• **Exercise goal**: Return all of the entries exactly, with nothing added or left out.
____ Data lines
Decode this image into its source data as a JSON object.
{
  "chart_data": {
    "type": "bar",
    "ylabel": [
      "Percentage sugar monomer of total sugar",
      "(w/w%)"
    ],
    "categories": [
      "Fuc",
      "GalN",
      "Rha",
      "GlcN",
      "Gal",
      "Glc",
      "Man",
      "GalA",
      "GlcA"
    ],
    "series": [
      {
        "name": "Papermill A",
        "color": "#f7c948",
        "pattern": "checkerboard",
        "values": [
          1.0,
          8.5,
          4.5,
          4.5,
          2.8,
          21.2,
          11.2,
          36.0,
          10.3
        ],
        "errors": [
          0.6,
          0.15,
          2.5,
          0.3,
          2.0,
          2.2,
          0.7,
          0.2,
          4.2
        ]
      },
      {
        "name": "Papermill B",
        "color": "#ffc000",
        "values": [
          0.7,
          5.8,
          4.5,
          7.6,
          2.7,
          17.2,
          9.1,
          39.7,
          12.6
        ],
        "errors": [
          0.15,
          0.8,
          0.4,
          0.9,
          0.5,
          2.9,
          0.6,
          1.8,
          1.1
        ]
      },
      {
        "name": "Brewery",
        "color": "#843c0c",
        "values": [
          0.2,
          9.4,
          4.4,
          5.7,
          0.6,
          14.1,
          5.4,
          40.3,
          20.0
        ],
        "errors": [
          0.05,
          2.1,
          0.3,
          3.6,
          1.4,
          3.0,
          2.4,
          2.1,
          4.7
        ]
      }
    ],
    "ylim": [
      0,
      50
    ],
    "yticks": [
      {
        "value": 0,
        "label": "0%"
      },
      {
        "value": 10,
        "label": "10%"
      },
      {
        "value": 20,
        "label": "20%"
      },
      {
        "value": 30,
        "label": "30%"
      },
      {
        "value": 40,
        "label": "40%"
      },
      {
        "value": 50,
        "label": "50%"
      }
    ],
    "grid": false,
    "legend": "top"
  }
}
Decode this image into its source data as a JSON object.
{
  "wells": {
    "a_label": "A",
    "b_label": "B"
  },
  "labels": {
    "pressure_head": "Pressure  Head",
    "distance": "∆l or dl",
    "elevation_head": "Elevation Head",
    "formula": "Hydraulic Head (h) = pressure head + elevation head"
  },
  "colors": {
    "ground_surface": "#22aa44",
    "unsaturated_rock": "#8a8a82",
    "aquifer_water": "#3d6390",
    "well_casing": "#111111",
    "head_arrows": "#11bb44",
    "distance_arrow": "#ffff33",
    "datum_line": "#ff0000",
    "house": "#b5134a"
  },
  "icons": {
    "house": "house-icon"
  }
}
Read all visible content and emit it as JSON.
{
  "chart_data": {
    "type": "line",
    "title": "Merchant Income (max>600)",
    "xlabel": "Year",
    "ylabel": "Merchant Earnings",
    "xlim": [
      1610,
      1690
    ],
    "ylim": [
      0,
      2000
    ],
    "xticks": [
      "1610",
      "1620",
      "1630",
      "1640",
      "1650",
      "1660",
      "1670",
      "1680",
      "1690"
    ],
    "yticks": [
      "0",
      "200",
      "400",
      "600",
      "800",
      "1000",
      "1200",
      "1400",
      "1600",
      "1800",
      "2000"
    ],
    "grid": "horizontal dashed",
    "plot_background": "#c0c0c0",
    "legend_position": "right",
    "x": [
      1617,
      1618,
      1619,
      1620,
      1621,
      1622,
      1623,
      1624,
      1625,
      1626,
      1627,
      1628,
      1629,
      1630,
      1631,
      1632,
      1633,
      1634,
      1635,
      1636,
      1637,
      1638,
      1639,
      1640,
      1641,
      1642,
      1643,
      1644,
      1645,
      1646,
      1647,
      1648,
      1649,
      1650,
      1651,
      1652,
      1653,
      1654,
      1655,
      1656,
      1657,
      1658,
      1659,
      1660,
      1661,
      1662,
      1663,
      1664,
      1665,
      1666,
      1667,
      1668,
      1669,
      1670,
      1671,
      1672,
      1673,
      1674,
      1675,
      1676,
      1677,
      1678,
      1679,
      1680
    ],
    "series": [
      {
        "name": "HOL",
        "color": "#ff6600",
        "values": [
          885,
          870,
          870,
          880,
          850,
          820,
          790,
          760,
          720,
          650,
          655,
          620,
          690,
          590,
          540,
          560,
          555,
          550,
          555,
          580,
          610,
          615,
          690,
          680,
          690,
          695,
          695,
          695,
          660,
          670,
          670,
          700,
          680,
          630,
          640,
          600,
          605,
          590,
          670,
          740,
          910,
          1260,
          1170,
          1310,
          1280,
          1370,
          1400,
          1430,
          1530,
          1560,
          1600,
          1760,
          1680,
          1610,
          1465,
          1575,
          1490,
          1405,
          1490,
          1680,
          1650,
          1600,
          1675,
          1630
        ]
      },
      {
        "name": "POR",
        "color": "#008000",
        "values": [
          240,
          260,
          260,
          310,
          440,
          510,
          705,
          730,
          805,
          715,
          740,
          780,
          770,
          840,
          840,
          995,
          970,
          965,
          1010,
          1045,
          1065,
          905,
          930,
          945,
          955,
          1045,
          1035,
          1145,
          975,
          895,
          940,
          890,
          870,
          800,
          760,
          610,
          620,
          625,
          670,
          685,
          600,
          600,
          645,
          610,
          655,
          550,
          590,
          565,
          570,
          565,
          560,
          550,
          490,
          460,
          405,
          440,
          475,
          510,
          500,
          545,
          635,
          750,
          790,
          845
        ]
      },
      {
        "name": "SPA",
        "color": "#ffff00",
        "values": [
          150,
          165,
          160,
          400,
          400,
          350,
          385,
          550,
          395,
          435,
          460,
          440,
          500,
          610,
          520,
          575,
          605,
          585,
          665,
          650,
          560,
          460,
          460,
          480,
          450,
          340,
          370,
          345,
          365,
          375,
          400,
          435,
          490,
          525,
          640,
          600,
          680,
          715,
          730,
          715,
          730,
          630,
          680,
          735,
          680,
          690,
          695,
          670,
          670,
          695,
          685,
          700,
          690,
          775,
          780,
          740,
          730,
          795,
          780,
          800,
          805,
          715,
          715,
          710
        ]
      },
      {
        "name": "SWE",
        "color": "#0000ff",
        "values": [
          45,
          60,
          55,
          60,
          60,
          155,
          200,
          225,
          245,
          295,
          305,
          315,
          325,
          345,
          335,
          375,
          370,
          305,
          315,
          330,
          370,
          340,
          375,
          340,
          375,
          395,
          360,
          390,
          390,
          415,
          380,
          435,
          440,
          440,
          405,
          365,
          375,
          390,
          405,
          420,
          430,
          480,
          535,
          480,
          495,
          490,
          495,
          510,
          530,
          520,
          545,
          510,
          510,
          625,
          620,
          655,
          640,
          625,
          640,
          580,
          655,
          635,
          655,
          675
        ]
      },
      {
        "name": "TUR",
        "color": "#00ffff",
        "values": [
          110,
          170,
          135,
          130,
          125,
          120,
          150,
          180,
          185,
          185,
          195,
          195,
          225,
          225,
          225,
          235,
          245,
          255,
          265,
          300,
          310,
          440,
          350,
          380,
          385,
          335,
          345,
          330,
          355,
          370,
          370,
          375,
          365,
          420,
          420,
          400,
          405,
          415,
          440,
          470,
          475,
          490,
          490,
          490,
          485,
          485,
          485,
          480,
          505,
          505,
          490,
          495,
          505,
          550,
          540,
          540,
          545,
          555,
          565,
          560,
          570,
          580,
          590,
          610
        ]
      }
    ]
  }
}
________
• **Result**:
Decode this image into its source data as a JSON object.
{
  "chart_data": {
    "type": "bar",
    "ylabel": [
      "Percentage sugar monomer of total sugar",
      "(w/w%)"
    ],
    "categories": [
      "Fuc",
      "GalN",
      "Rha",
      "GlcN",
      "Gal",
      "Glc",
      "Man",
      "GalA",
      "GlcA"
    ],
    "series": [
      {
        "name": "Papermill A",
        "color": "#f7c948",
        "pattern": "checkerboard",
        "values": [
          1.0,
          8.5,
          4.5,
          4.5,
          2.8,
          21.2,
          11.2,
          36.0,
          10.3
        ],
        "errors": [
          0.6,
          0.15,
          2.5,
          0.3,
          2.0,
          2.2,
          0.7,
          0.2,
          4.2
        ]
      },
      {
        "name": "Papermill B",
        "color": "#ffc000",
        "values": [
          0.7,
          5.8,
          4.5,
          7.6,
          2.7,
          17.2,
          9.1,
          39.7,
          12.6
        ],
        "errors": [
          0.15,
          0.8,
          0.4,
          0.9,
          0.5,
          2.9,
          0.6,
          1.8,
          1.1
        ]
      },
      {
        "name": "Brewery",
        "color": "#843c0c",
        "values": [
          0.2,
          9.4,
          4.4,
          5.7,
          0.6,
          14.1,
          5.4,
          40.3,
          20.0
        ],
        "errors": [
          0.05,
          2.1,
          0.3,
          3.6,
          1.4,
          3.0,
          2.4,
          2.1,
          4.7
        ]
      }
    ],
    "ylim": [
      0,
      50
    ],
    "yticks": [
      {
        "value": 0,
        "label": "0%"
      },
      {
        "value": 10,
        "label": "10%"
      },
      {
        "value": 20,
        "label": "20%"
      },
      {
        "value": 30,
        "label": "30%"
      },
      {
        "value": 40,
        "label": "40%"
      },
      {
        "value": 50,
        "label": "50%"
      }
    ],
    "grid": false,
    "legend": "top"
  }
}
Decode this image into its source data as a JSON object.
{
  "wells": {
    "a_label": "A",
    "b_label": "B"
  },
  "labels": {
    "pressure_head": "Pressure  Head",
    "distance": "∆l or dl",
    "elevation_head": "Elevation Head",
    "formula": "Hydraulic Head (h) = pressure head + elevation head"
  },
  "colors": {
    "ground_surface": "#22aa44",
    "unsaturated_rock": "#8a8a82",
    "aquifer_water": "#3d6390",
    "well_casing": "#111111",
    "head_arrows": "#11bb44",
    "distance_arrow": "#ffff33",
    "datum_line": "#ff0000",
    "house": "#b5134a"
  },
  "icons": {
    "house": "house-icon"
  }
}
Read all visible content and emit it as JSON.
{
  "chart_data": {
    "type": "line",
    "title": "Merchant Income (max>600)",
    "xlabel": "Year",
    "ylabel": "Merchant Earnings",
    "xlim": [
      1610,
      1690
    ],
    "ylim": [
      0,
      2000
    ],
    "xticks": [
      "1610",
      "1620",
      "1630",
      "1640",
      "1650",
      "1660",
      "1670",
      "1680",
      "1690"
    ],
    "yticks": [
      "0",
      "200",
      "400",
      "600",
      "800",
      "1000",
      "1200",
      "1400",
      "1600",
      "1800",
      "2000"
    ],
    "grid": "horizontal dashed",
    "plot_background": "#c0c0c0",
    "legend_position": "right",
    "x": [
      1617,
      1618,
      1619,
      1620,
      1621,
      1622,
      1623,
      1624,
      1625,
      1626,
      1627,
      1628,
      1629,
      1630,
      1631,
      1632,
      1633,
      1634,
      1635,
      1636,
      1637,
      1638,
      1639,
      1640,
      1641,
      1642,
      1643,
      1644,
      1645,
      1646,
      1647,
      1648,
      1649,
      1650,
      1651,
      1652,
      1653,
      1654,
      1655,
      1656,
      1657,
      1658,
      1659,
      1660,
      1661,
      1662,
      1663,
      1664,
      1665,
      1666,
      1667,
      1668,
      1669,
      1670,
      1671,
      1672,
      1673,
      1674,
      1675,
      1676,
      1677,
      1678,
      1679,
      1680
    ],
    "series": [
      {
        "name": "HOL",
        "color": "#ff6600",
        "values": [
          885,
          870,
          870,
          880,
          850,
          820,
          790,
          760,
          720,
          650,
          655,
          620,
          690,
          590,
          540,
          560,
          555,
          550,
          555,
          580,
          610,
          615,
          690,
          680,
          690,
          695,
          695,
          695,
          660,
          670,
          670,
          700,
          680,
          630,
          640,
          600,
          605,
          590,
          670,
          740,
          910,
          1260,
          1170,
          1310,
          1280,
          1370,
          1400,
          1430,
          1530,
          1560,
          1600,
          1760,
          1680,
          1610,
          1465,
          1575,
          1490,
          1405,
          1490,
          1680,
          1650,
          1600,
          1675,
          1630
        ]
      },
      {
        "name": "POR",
        "color": "#008000",
        "values": [
          240,
          260,
          260,
          310,
          440,
          510,
          705,
          730,
          805,
          715,
          740,
          780,
          770,
          840,
          840,
          995,
          970,
          965,
          1010,
          1045,
          1065,
          905,
          930,
          945,
          955,
          1045,
          1035,
          1145,
          975,
          895,
          940,
          890,
          870,
          800,
          760,
          610,
          620,
          625,
          670,
          685,
          600,
          600,
          645,
          610,
          655,
          550,
          590,
          565,
          570,
          565,
          560,
          550,
          490,
          460,
          405,
          440,
          475,
          510,
          500,
          545,
          635,
          750,
          790,
          845
        ]
      },
      {
        "name": "SPA",
        "color": "#ffff00",
        "values": [
          150,
          165,
          160,
          400,
          400,
          350,
          385,
          550,
          395,
          435,
          460,
          440,
          500,
          610,
          520,
          575,
          605,
          585,
          665,
          650,
          560,
          460,
          460,
          480,
          450,
          340,
          370,
          345,
          365,
          375,
          400,
          435,
          490,
          525,
          640,
          600,
          680,
          715,
          730,
          715,
          730,
          630,
          680,
          735,
          680,
          690,
          695,
          670,
          670,
          695,
          685,
          700,
          690,
          775,
          780,
          740,
          730,
          795,
          780,
          800,
          805,
          715,
          715,
          710
        ]
      },
      {
        "name": "SWE",
        "color": "#0000ff",
        "values": [
          45,
          60,
          55,
          60,
          60,
          155,
          200,
          225,
          245,
          295,
          305,
          315,
          325,
          345,
          335,
          375,
          370,
          305,
          315,
          330,
          370,
          340,
          375,
          340,
          375,
          395,
          360,
          390,
          390,
          415,
          380,
          435,
          440,
          440,
          405,
          365,
          375,
          390,
          405,
          420,
          430,
          480,
          535,
          480,
          495,
          490,
          495,
          510,
          530,
          520,
          545,
          510,
          510,
          625,
          620,
          655,
          640,
          625,
          640,
          580,
          655,
          635,
          655,
          675
        ]
      },
      {
        "name": "TUR",
        "color": "#00ffff",
        "values": [
          110,
          170,
          135,
          130,
          125,
          120,
          150,
          180,
          185,
          185,
          195,
          195,
          225,
          225,
          225,
          235,
          245,
          255,
          265,
          300,
          310,
          440,
          350,
          380,
          385,
          335,
          345,
          330,
          355,
          370,
          370,
          375,
          365,
          420,
          420,
          400,
          405,
          415,
          440,
          470,
          475,
          490,
          490,
          490,
          485,
          485,
          485,
          480,
          505,
          505,
          490,
          495,
          505,
          550,
          540,
          540,
          545,
          555,
          565,
          560,
          570,
          580,
          590,
          610
        ]
      }
    ]
  }
}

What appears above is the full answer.